C optimization breaks algorithm - c

I am programming an algorithm that contains 4 nested for loops. The problem is at at each level a pointer is updated. The innermost loop only uses 1 of the pointers. The algorithm does a complicated count. When I include a debugging statement that logs the combination of the indexes and the results of the count I get the correct answer. When the debugging statement is omitted, the count is incorrect. The program is compiled with the -O3 option on gcc. Why would this happen?

Always put your code through something like valgrind, Purify, etc, before blaming the optimizer. Especially when blaming things related to pointers.
It's not to say the optimizer isn't broken, but more than likely, it's you. I've worked on various C++ compilers and seen my share of seg faults that only happen with optimized code. Quite often, people do things like forget to count the \0 when allocating space for a string, etc. And it's just luck at that point on which pages you're allocated when the program runs with different -O settings.
Also, important questions: are you dealing with restricted pointers at all?

Print out the assembly code generated by the compiler, with optimizations. Compare to an assembly language listing of the code without optimizations.
The compiler may have figured out the some of the variables can be eliminated. They were not used in the computation. You can try to match wits with the compiler and factor out variables that are not used.

#### [A block of data]

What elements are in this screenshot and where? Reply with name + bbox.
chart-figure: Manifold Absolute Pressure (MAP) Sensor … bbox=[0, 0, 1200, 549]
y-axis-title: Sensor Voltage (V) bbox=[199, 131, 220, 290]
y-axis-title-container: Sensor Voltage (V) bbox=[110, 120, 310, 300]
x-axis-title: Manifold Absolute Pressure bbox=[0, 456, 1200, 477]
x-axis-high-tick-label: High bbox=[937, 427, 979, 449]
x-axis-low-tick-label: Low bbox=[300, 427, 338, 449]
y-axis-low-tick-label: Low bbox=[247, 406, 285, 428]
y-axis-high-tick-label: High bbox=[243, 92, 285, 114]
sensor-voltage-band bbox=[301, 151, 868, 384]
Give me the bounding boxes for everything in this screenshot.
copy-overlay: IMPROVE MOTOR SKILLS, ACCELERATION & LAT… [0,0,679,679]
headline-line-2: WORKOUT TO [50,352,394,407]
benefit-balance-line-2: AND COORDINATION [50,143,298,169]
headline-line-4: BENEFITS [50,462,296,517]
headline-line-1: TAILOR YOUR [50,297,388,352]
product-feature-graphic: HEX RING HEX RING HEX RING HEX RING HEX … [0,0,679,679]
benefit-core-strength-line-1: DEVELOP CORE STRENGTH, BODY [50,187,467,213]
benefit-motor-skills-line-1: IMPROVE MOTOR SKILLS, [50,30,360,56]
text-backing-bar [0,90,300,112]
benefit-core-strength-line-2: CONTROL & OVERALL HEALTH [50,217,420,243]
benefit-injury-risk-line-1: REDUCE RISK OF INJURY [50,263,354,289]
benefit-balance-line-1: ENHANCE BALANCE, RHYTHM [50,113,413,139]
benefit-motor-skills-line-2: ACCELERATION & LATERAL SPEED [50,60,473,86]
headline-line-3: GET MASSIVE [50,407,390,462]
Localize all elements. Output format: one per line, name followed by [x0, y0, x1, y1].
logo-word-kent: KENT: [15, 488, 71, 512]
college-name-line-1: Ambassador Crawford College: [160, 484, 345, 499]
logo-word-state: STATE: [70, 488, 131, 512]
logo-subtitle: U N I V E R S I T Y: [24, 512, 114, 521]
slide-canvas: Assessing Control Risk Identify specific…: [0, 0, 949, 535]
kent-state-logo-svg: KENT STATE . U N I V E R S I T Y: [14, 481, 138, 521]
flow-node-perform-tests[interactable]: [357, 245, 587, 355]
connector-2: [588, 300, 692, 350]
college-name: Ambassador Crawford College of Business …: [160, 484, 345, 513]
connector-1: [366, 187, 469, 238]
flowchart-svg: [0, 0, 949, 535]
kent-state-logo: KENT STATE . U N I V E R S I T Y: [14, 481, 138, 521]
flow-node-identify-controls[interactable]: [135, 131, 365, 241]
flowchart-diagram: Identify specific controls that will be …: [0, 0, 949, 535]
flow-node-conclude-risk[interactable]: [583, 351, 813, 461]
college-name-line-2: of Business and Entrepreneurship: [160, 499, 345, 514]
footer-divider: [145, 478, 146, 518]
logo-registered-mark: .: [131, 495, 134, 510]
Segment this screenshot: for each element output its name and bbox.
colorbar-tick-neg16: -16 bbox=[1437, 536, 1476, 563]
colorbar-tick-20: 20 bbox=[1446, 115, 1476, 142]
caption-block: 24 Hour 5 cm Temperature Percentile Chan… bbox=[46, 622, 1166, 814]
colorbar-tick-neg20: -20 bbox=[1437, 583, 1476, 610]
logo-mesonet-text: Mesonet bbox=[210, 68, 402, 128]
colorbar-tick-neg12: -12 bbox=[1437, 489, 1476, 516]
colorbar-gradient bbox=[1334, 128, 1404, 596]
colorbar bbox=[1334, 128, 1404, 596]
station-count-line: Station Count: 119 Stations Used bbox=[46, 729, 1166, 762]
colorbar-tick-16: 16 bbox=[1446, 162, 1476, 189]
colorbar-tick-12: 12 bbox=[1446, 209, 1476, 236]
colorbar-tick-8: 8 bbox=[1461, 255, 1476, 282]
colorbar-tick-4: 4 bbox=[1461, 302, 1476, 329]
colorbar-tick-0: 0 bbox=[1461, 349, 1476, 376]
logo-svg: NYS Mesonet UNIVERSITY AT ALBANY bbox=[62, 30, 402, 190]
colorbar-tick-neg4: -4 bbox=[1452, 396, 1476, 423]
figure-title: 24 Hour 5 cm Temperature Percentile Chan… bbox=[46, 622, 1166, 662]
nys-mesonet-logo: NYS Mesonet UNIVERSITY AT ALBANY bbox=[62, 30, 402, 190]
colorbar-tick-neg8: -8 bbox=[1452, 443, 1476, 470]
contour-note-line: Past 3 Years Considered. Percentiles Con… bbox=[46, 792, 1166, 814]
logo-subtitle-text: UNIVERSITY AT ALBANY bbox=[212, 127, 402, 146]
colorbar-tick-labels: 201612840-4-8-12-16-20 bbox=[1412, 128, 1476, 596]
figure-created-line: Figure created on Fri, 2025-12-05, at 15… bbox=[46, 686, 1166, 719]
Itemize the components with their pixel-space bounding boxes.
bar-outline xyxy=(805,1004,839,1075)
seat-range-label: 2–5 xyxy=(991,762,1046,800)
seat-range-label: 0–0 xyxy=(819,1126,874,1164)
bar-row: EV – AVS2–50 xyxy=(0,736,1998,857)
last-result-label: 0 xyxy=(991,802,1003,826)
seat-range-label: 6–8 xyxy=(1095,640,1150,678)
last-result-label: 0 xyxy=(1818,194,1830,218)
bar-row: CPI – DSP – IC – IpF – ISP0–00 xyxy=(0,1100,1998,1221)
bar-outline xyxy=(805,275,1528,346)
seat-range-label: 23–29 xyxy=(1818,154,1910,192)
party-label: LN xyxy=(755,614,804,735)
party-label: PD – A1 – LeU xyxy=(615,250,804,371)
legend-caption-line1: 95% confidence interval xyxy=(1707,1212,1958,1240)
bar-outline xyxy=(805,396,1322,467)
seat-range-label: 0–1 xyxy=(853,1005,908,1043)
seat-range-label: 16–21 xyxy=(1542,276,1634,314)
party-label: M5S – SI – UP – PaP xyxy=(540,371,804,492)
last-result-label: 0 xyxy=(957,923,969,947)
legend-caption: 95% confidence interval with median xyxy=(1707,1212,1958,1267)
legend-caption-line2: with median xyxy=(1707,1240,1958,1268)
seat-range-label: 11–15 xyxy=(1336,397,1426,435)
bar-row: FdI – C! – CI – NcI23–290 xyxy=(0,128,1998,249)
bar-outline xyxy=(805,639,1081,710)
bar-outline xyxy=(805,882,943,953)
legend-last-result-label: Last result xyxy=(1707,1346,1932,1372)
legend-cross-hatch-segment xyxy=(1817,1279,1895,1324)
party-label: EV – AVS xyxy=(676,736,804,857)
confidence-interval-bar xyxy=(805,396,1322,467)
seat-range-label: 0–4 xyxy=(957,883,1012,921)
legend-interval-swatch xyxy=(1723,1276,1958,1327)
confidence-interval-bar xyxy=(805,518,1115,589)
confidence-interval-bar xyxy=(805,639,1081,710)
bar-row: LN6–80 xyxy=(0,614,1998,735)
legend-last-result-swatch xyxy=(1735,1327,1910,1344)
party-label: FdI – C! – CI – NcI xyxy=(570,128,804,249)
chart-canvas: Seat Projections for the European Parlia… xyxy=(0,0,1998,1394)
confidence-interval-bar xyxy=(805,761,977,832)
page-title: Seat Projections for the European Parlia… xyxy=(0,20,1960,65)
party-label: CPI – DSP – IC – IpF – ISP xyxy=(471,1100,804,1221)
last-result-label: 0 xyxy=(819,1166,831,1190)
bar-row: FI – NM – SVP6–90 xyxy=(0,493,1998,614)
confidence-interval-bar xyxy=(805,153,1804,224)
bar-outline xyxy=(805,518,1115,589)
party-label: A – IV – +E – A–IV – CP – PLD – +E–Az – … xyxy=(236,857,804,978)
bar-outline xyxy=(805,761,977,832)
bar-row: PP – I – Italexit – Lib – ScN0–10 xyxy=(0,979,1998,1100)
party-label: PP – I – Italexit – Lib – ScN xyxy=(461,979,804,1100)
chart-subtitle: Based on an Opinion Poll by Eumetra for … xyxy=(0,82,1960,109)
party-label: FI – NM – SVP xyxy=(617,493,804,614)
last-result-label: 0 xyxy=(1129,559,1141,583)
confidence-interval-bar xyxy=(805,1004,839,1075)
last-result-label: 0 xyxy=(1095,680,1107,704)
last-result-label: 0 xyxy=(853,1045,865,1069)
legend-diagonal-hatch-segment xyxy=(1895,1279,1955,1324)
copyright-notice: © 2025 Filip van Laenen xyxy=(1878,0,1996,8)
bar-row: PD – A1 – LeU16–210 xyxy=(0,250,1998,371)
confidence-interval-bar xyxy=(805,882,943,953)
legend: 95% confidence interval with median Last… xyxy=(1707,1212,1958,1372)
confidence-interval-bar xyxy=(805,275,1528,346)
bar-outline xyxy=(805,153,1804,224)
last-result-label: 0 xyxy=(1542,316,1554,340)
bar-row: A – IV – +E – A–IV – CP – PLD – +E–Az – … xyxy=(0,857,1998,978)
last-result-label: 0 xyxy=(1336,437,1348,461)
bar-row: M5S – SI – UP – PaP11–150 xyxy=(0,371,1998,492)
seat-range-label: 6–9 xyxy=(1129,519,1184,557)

#### [TASK SET]
• A. In the discussion of C optimization, which gcc option is the program compiled with?
• B. Check each statement against the discussion of C optimization. Answer yes or no, and quote the words that decide it. (i) The algorithm contains four nested for loops. (ii) The innermost loop uses all of the pointers. (iii) The count comes out correct when the debugging statement is omitted.
• C. Pick up the discussion of C optimization after its final sentence and extend it.

#### [ANSWERS TO EACH TASK]
• A. -O3

• B.
(i) Yes: "I am programming an algorithm that contains 4 nested for loops."
(ii) No: "The innermost loop only uses 1 of the pointers."
(iii) No: "When the debugging statement is omitted, the count is incorrect."

• C.
The compiler may have substituted a for loop with an equation. In some cases (after removing unused variables), the loop can be replaced by a simple equation. For example, a loop that adds 1 to a variable can be replaced by a multiplication statement.
You can tell the compiler to let a variable be by declaring it as volatile. The volatile keyword tells the compiler that the variable's value may be altered by means outside of the program and the compiler should not cache nor eliminate the variable. This is a popular technique in embedded systems programming.

Most likely your program somehow exploits undefined behaviour which works in your favour without optimisation, but with -O3 optimisation it turns against you.
I had a similar experience with one my project - it works fine with -O2 but breaks with -O3. I used setjmp()/longjmp() heavily in my code and I had to make half of variables volatile to get it working so I decided that -O2 is good enough.

Sounds like something is accessing memory that it shouldn't. Debugging symbols are famous for postponing bad news.
Is it pure C or there's any crazy thing like inline assembly?
However, run it on valgrind to check whether this might be happening. Also, did you try compiling with different optimization levels? And without debugging & optimizations?

Without code this is difficult, but here's some things that I've seen before.
Debugging print statements often end up being the only user of a value that the compiler knows about. Without the print statement the compiler thinks that it can do away with any operations and memory requirements that would otherwise be required to compute or store that value.
A similar thing happens when you have side effects included within the argument list of your print statement.
printf("%i %i\n", x, y = x - z);
Another type of error can be:
for( i = 0; i < END; i++) {
int *a = &i;
foo(a);
}
if (bar) {
int * a;
baz(a);
}
This code would likely have the intended result because the compiler would probably choose to store both a variables in the same location, so the second a would have the last value that the other a had.
inline functions can have some strange behavior or you somehow rely on them not being inlined (or sometimes the other way round), which is often the case for unoptimized code.
You should definitely try compiling with warnings turned up to the maximum (-Wall for gcc).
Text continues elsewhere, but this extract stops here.